## Start

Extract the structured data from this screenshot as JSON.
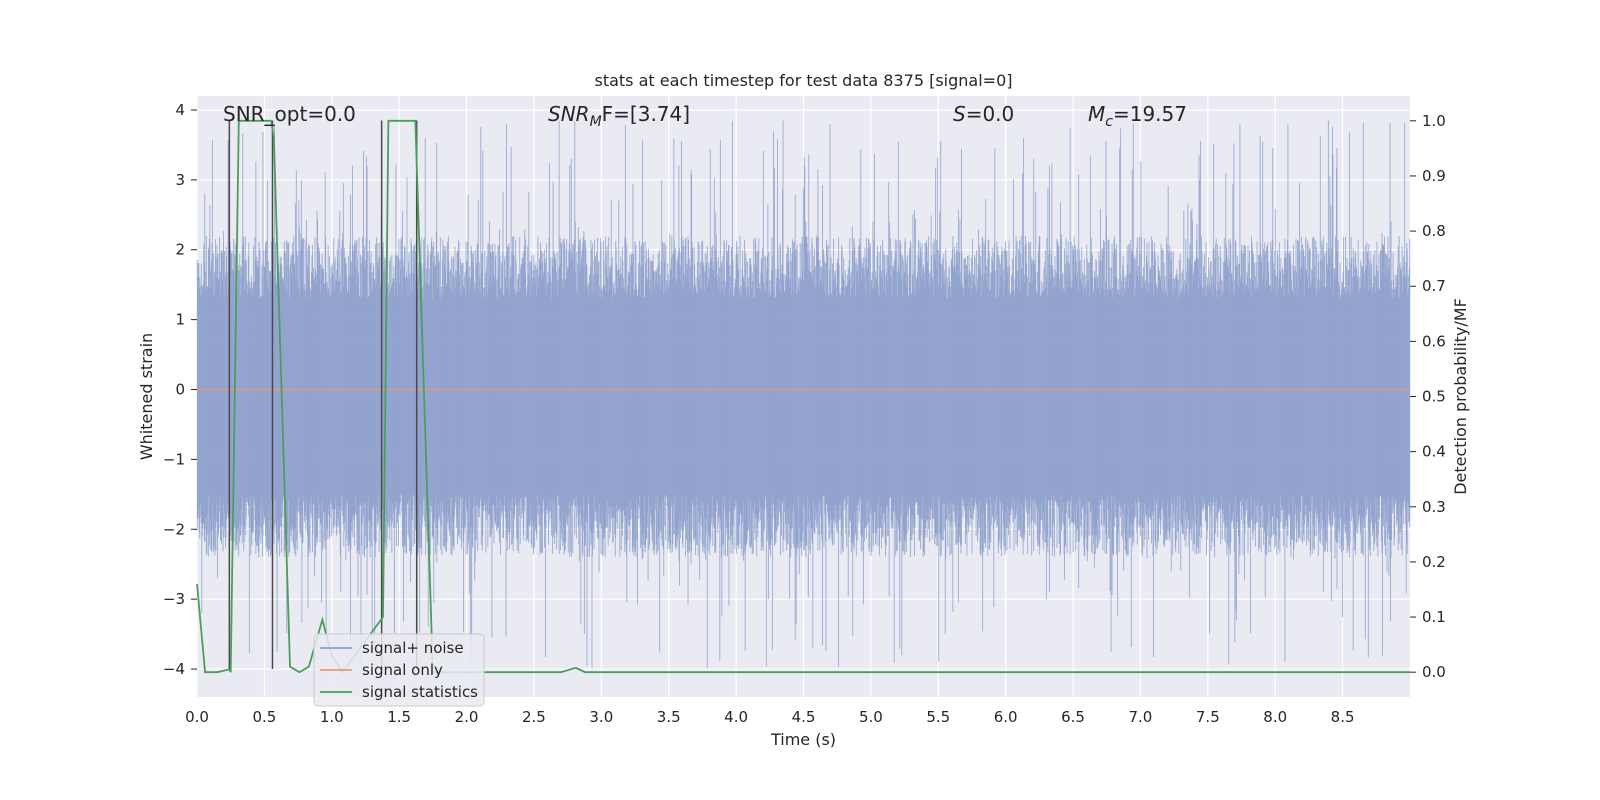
{
  "chart_data": {
    "type": "line",
    "title": "stats at each timestep for test data 8375 [signal=0]",
    "xlabel": "Time (s)",
    "ylabel": "Whitened strain",
    "ylabel_right": "Detection probability/MF",
    "xlim": [
      0,
      9.0
    ],
    "ylim": [
      -4.4,
      4.2
    ],
    "ylim_right": [
      -0.045,
      1.045
    ],
    "x_ticks": [
      0.0,
      0.5,
      1.0,
      1.5,
      2.0,
      2.5,
      3.0,
      3.5,
      4.0,
      4.5,
      5.0,
      5.5,
      6.0,
      6.5,
      7.0,
      7.5,
      8.0,
      8.5
    ],
    "x_tick_labels": [
      "0.0",
      "0.5",
      "1.0",
      "1.5",
      "2.0",
      "2.5",
      "3.0",
      "3.5",
      "4.0",
      "4.5",
      "5.0",
      "5.5",
      "6.0",
      "6.5",
      "7.0",
      "7.5",
      "8.0",
      "8.5"
    ],
    "y_ticks": [
      4,
      3,
      2,
      1,
      0,
      -1,
      -2,
      -3,
      -4
    ],
    "y_tick_labels": [
      "4",
      "3",
      "2",
      "1",
      "0",
      "−1",
      "−2",
      "−3",
      "−4"
    ],
    "y_right_ticks": [
      1.0,
      0.9,
      0.8,
      0.7,
      0.6,
      0.5,
      0.4,
      0.3,
      0.2,
      0.1,
      0.0
    ],
    "y_right_tick_labels": [
      "1.0",
      "0.9",
      "0.8",
      "0.7",
      "0.6",
      "0.5",
      "0.4",
      "0.3",
      "0.2",
      "0.1",
      "0.0"
    ],
    "grid": true,
    "legend_position": "lower-left",
    "annotations": {
      "snr_opt": "SNR_opt=0.0",
      "snr_mf_main": "SNR",
      "snr_mf_sub": "M",
      "snr_mf_rest": "F=[3.74]",
      "s_main": "S",
      "s_rest": "=0.0",
      "mc_main": "M",
      "mc_sub": "c",
      "mc_rest": "=19.57"
    },
    "series": [
      {
        "name": "signal+ noise",
        "color": "#8da0cb",
        "note_noise_band_y": [
          -1.8,
          1.6
        ],
        "note_spike_max_y": 3.85,
        "note_spike_min_y": -4.0
      },
      {
        "name": "signal only",
        "color": "#e5977f",
        "x": [
          0.0,
          9.0
        ],
        "y": [
          0.0,
          0.0
        ]
      },
      {
        "name": "signal statistics",
        "color": "#4a9e5c",
        "axis": "right",
        "x": [
          0.0,
          0.06,
          0.15,
          0.24,
          0.25,
          0.31,
          0.55,
          0.57,
          0.69,
          0.76,
          0.83,
          0.93,
          1.0,
          1.08,
          1.38,
          1.42,
          1.62,
          1.75,
          2.0,
          2.7,
          2.81,
          2.88,
          3.0,
          9.0
        ],
        "y": [
          0.16,
          0.0,
          0.0,
          0.005,
          0.0,
          1.0,
          1.0,
          0.97,
          0.01,
          0.0,
          0.01,
          0.095,
          0.03,
          0.0,
          0.1,
          1.0,
          1.0,
          0.0,
          0.0,
          0.0,
          0.008,
          0.0,
          0.0,
          0.0
        ]
      }
    ],
    "vertical_markers_x": [
      0.24,
      0.56,
      1.37,
      1.63
    ],
    "vertical_markers_ymin": -4.0,
    "vertical_markers_ymax": 3.85,
    "h_gridlines_right_extra": [
      0.3,
      0.4,
      0.5,
      0.6,
      0.7
    ]
  },
  "colors": {
    "plot_bg": "#eaeaf2",
    "grid": "#ffffff",
    "noise": "#8da0cb",
    "signal_only": "#e5977f",
    "stats": "#4a9e5c",
    "marker": "#4a4a4a"
  }
}
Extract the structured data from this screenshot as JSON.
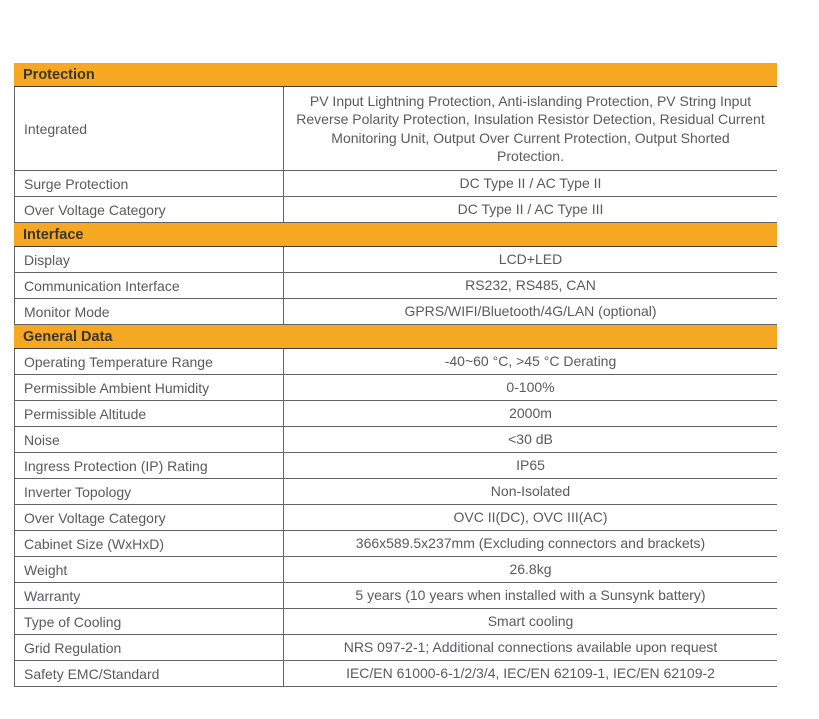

## End

Your objective » State how many lines of the listing include the word "name". Reply with the number alone.

Reply to the task » 3